> Directions: Among the following entries, count the lines that contain "this" and report only the result.

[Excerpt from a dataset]
• • • • • • •

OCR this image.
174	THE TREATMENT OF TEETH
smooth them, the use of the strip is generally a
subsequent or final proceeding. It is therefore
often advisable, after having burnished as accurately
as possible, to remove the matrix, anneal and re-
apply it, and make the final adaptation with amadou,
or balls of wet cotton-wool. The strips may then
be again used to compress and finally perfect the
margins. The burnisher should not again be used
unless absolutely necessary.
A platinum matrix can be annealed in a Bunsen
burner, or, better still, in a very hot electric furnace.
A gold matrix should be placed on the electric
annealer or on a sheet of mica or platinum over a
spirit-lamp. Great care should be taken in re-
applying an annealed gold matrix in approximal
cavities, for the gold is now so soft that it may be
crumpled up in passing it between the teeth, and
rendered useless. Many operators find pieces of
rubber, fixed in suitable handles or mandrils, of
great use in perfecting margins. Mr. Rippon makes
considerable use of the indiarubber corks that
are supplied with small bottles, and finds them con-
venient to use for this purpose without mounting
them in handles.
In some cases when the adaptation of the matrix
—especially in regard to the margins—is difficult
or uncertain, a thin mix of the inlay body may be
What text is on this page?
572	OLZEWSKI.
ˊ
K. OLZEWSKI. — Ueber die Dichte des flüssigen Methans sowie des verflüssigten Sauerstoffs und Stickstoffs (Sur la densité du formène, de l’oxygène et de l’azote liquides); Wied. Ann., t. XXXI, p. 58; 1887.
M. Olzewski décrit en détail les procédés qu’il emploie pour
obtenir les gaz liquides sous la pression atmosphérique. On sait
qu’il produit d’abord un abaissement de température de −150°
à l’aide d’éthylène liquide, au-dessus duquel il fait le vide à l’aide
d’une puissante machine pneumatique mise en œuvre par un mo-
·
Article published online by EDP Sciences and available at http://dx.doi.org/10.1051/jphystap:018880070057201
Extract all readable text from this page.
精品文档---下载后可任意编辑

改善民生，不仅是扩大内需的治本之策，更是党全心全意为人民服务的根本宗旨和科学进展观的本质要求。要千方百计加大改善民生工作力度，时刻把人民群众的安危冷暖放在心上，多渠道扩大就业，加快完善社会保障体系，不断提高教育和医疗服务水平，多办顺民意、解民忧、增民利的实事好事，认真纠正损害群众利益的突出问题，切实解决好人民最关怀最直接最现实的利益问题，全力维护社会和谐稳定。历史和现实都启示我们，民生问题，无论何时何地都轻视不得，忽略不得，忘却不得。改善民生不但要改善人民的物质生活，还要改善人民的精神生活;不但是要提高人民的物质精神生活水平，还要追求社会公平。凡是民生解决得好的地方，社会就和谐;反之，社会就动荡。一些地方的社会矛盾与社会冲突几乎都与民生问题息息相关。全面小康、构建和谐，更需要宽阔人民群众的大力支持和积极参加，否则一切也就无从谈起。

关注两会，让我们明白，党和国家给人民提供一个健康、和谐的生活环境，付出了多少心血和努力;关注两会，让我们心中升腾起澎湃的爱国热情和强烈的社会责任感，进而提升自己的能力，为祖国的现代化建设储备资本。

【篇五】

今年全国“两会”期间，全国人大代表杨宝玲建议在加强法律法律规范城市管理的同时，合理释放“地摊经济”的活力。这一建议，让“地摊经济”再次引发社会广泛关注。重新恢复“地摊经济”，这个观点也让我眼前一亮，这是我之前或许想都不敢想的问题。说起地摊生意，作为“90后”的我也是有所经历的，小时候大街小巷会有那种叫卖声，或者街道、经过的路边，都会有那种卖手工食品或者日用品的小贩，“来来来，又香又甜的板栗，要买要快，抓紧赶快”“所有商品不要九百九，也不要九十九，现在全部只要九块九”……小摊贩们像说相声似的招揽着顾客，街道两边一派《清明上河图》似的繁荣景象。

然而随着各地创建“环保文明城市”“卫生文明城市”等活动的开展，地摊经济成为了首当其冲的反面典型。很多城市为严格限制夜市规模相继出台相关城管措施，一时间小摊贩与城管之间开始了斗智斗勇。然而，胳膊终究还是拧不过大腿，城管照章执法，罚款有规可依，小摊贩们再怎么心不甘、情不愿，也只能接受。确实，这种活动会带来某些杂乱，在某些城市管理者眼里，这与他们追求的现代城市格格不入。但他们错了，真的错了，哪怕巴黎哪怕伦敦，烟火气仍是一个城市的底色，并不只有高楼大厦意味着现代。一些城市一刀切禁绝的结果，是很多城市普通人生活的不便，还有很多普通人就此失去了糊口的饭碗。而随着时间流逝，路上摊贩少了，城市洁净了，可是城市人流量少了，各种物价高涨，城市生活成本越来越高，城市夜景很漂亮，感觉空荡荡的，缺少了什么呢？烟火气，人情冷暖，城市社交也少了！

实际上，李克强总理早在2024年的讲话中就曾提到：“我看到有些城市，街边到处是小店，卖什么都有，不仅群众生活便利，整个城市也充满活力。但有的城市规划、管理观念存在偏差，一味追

• • • • • • •

> The reply: 4